- [TASK DATA]
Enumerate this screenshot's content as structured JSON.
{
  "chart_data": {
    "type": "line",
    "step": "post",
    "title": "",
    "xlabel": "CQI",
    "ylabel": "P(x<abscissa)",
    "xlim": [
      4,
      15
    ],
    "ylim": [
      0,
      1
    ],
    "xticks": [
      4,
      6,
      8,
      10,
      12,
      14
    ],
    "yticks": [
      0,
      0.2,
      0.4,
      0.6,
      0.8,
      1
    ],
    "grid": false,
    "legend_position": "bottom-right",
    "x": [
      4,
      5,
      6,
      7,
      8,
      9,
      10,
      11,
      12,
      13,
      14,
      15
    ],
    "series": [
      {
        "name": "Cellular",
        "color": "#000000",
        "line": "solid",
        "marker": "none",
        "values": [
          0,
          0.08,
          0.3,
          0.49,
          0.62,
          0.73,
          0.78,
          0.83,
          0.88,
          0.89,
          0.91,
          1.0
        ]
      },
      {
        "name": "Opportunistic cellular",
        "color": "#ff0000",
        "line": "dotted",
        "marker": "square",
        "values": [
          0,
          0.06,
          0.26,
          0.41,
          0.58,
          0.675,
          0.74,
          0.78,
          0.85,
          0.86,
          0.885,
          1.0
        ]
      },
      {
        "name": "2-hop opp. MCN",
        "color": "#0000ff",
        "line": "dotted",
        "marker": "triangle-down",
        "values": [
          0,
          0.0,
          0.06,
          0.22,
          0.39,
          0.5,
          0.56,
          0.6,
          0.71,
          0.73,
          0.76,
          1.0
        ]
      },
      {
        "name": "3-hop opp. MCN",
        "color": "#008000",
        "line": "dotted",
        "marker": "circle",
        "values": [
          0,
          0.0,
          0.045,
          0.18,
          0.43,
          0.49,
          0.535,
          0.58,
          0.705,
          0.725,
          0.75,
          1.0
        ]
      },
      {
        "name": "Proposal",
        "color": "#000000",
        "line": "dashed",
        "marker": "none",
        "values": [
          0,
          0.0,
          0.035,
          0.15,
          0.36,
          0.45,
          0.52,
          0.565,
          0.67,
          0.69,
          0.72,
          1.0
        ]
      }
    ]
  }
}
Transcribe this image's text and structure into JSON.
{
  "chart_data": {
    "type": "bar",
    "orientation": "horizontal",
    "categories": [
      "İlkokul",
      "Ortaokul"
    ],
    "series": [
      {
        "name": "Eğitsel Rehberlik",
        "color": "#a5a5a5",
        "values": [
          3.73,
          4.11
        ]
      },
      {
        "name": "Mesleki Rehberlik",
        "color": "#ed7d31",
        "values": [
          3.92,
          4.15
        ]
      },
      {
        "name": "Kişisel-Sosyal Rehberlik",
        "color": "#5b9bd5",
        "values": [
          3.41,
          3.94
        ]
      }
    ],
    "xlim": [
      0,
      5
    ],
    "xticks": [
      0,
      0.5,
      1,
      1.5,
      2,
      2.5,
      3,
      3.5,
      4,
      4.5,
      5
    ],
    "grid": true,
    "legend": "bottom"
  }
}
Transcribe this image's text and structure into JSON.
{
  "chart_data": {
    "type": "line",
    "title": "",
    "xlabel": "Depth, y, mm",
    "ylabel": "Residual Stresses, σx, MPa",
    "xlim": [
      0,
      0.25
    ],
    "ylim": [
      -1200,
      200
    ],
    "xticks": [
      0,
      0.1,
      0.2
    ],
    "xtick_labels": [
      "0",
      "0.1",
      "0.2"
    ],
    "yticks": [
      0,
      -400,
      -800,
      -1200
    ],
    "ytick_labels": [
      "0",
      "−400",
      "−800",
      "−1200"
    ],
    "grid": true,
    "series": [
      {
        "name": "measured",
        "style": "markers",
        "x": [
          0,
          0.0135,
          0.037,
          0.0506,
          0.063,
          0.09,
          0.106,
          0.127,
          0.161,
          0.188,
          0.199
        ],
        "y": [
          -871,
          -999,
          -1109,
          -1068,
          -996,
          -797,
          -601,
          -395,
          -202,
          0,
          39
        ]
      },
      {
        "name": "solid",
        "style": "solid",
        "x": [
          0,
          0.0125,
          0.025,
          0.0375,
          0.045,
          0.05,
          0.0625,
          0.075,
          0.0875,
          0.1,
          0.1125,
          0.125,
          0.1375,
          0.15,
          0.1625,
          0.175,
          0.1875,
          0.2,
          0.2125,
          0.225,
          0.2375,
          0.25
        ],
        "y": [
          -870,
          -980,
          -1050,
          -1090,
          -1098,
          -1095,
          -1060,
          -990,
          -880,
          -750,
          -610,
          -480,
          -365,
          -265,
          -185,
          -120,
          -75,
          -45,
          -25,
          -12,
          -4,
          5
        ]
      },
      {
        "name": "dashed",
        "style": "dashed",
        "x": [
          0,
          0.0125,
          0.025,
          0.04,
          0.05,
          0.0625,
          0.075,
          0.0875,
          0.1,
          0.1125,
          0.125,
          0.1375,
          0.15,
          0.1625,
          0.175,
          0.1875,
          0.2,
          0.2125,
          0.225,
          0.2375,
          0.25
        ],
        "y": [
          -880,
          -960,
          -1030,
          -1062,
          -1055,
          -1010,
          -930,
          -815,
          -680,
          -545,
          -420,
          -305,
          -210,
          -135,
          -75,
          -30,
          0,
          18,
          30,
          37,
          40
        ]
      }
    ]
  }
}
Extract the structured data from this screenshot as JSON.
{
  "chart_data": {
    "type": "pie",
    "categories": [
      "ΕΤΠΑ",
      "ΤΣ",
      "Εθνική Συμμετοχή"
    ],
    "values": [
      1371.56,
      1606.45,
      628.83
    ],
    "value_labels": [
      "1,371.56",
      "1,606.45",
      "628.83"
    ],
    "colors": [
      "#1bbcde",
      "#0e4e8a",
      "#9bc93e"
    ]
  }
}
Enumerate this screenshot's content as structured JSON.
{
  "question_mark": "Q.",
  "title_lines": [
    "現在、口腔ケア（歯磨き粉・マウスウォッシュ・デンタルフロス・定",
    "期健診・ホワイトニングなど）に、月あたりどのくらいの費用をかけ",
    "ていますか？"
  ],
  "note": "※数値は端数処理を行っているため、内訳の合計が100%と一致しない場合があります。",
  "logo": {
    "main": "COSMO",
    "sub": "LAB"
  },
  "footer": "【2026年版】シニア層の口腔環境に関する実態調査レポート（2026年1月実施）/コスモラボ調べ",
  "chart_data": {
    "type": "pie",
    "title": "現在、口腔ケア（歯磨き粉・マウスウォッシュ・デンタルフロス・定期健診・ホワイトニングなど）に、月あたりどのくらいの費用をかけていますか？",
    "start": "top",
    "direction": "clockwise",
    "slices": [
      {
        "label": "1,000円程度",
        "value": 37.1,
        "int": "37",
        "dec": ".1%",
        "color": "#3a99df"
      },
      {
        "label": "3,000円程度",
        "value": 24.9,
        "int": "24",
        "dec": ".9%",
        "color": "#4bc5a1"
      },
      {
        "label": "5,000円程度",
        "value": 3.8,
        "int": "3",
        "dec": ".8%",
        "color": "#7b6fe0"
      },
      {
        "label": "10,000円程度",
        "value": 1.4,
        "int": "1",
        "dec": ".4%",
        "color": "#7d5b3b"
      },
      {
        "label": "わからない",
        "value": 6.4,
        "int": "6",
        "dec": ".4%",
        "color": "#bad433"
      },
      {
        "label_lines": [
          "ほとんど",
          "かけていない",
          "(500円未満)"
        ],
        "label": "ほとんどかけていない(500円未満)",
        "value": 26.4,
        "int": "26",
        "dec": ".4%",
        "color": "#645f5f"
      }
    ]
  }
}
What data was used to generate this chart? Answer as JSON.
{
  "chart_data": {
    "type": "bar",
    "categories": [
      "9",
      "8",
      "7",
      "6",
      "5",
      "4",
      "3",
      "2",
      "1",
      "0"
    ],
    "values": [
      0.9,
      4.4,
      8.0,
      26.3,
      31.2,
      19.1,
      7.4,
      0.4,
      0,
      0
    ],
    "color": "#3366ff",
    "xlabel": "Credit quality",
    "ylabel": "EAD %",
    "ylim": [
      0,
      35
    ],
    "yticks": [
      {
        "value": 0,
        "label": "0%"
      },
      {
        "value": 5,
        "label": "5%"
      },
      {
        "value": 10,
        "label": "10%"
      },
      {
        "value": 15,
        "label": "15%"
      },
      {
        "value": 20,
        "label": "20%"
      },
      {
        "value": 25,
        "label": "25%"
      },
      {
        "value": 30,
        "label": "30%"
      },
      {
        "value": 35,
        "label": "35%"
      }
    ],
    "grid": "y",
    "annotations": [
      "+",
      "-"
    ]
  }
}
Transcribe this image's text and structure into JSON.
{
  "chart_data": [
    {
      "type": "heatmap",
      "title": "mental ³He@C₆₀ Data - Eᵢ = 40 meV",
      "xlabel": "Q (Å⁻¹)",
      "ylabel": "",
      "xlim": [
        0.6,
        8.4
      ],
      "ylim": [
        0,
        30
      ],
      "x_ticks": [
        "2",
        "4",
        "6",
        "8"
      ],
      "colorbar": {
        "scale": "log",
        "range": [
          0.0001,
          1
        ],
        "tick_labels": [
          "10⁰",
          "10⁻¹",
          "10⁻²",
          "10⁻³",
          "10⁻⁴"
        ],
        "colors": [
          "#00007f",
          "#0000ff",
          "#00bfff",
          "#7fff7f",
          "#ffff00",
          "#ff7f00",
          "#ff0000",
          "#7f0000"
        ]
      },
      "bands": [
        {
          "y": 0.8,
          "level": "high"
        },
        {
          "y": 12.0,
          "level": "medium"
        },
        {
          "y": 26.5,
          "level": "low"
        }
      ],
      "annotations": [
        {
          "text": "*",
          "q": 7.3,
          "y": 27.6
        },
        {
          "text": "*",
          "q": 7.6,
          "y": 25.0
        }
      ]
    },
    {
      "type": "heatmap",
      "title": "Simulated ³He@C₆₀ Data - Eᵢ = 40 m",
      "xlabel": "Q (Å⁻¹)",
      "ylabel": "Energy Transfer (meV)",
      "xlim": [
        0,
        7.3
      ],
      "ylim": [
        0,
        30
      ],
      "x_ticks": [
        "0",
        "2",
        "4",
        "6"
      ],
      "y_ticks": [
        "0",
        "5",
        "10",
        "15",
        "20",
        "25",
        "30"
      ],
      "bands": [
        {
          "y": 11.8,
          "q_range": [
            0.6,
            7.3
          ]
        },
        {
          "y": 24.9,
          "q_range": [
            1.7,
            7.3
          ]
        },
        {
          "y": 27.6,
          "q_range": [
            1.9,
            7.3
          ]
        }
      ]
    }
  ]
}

- [AIM OF THE TASK] Reply with one number: the count of lines in the entries that include the word "dashed".

- [CORRECT RESPONSE] 3